# [What to do]
Scan the records below. List lines holding "manage".

# [Recorded data]
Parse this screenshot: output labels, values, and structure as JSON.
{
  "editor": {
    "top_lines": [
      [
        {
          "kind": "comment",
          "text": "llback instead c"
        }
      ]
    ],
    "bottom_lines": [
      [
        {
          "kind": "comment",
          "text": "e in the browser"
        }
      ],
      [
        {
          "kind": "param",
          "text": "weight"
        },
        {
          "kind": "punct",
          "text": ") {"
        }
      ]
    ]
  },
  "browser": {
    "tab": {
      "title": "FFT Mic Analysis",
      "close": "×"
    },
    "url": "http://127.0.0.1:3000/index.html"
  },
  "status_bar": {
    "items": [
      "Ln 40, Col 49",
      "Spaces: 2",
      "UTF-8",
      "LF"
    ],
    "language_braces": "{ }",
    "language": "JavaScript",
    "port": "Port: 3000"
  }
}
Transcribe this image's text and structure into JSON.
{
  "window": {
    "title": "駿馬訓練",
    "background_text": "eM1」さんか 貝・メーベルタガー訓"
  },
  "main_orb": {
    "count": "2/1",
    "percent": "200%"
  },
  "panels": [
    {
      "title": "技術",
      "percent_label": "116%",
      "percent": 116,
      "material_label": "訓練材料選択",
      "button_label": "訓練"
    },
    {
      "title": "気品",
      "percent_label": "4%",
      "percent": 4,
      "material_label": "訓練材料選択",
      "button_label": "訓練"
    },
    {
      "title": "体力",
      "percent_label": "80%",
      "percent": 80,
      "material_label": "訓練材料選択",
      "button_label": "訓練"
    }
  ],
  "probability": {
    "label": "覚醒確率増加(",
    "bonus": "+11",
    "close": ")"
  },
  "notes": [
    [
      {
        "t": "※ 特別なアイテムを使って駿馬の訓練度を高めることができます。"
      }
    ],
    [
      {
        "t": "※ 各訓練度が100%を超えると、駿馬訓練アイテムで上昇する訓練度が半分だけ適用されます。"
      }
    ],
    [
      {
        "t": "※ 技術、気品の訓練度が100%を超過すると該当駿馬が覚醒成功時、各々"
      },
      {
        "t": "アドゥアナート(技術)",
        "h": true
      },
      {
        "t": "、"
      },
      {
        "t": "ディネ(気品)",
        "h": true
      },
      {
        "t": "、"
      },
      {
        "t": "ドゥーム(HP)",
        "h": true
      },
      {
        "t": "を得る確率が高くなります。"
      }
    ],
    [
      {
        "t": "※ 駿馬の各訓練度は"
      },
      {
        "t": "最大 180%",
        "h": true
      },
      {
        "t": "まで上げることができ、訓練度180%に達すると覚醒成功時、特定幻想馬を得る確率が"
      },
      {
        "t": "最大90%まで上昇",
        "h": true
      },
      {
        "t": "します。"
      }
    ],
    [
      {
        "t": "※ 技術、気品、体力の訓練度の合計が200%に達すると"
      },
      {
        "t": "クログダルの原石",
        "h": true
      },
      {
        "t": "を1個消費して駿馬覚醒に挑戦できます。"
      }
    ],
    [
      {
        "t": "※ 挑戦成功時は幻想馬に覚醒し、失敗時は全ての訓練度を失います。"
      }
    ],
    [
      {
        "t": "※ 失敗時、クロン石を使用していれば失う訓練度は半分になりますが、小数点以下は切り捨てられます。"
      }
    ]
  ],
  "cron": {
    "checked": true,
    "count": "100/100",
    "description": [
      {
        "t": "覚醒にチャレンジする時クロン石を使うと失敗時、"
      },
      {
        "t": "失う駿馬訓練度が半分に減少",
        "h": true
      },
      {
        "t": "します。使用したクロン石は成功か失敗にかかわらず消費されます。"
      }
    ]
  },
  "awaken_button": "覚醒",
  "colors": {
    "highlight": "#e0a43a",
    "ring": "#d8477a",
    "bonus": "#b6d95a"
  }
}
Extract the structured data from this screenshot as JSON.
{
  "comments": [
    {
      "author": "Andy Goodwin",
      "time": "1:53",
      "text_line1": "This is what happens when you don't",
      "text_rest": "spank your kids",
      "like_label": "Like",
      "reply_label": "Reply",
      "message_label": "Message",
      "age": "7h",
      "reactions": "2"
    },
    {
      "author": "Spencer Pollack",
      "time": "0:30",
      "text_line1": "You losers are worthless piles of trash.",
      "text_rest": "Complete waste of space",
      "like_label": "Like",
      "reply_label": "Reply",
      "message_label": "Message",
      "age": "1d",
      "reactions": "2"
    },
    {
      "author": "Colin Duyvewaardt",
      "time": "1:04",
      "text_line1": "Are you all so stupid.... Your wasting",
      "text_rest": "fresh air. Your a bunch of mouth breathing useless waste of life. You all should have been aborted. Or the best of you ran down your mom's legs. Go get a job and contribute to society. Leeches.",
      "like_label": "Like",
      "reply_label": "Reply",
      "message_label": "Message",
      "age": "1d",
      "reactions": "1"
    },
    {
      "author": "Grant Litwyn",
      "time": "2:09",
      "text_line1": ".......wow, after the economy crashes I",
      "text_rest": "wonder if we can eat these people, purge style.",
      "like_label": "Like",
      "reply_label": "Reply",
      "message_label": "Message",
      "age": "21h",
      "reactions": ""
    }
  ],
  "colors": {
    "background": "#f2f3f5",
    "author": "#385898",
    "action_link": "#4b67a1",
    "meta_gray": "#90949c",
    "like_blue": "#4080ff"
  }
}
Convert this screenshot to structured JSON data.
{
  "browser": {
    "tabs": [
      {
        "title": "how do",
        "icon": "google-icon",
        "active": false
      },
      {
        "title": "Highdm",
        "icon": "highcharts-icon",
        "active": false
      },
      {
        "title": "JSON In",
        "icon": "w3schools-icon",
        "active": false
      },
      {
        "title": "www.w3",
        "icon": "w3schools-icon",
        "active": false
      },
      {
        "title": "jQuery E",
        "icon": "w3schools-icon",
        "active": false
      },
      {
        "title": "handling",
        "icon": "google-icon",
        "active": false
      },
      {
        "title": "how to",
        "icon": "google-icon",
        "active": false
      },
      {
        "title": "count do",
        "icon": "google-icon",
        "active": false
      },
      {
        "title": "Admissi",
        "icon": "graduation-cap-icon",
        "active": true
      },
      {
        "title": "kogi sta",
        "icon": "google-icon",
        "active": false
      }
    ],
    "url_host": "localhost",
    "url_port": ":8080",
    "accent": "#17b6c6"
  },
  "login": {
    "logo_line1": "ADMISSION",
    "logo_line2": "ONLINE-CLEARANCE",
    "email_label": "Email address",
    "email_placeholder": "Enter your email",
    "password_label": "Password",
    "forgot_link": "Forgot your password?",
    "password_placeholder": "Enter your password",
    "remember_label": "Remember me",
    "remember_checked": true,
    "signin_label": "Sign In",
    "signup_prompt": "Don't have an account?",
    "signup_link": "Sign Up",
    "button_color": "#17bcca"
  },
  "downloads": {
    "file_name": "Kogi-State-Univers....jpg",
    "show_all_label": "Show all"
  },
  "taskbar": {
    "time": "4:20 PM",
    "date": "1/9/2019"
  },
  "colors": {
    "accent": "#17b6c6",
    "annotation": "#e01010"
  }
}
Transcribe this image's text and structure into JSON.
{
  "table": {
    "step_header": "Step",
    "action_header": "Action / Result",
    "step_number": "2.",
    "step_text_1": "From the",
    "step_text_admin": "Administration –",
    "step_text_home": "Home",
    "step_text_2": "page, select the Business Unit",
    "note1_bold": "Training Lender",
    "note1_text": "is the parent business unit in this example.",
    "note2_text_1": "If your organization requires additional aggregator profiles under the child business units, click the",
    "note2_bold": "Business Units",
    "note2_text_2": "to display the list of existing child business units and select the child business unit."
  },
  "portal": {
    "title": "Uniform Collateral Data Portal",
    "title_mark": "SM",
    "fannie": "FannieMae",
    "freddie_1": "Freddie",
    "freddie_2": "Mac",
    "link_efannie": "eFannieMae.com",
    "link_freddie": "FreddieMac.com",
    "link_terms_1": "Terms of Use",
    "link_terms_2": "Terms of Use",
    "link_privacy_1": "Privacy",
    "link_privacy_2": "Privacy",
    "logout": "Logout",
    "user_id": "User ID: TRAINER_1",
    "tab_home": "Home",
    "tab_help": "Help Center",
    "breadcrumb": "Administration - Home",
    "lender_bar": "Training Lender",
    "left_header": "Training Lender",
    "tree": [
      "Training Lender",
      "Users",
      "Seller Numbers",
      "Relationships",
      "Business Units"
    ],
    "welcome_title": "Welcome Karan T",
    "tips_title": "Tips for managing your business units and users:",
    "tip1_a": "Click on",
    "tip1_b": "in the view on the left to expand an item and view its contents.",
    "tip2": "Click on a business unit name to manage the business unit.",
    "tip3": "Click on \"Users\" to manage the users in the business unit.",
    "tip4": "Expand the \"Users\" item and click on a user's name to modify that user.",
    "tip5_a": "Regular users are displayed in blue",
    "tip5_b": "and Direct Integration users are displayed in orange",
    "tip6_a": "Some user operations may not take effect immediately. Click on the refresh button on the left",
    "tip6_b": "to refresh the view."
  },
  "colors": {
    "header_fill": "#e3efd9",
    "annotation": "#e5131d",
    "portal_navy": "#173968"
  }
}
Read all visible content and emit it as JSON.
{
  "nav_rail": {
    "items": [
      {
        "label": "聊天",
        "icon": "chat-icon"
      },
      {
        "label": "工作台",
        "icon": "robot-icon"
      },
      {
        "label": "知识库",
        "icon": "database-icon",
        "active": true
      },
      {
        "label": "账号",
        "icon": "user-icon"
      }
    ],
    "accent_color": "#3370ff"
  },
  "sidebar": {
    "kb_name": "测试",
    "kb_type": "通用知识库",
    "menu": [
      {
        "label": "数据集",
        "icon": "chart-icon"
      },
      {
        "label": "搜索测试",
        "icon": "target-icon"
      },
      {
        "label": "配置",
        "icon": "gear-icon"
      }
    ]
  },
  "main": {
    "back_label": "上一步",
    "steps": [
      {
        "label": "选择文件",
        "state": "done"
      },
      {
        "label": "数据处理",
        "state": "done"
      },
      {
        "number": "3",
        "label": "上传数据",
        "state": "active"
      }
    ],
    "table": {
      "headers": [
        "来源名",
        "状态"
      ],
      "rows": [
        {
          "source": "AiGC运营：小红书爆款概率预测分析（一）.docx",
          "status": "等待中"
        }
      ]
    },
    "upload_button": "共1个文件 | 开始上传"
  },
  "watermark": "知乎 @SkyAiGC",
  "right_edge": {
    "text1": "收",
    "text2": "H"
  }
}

# [Right answer]
    "tip2": "Click on a business unit name to manage the business unit.",
    "tip3": "Click on \"Users\" to manage the users in the business unit.",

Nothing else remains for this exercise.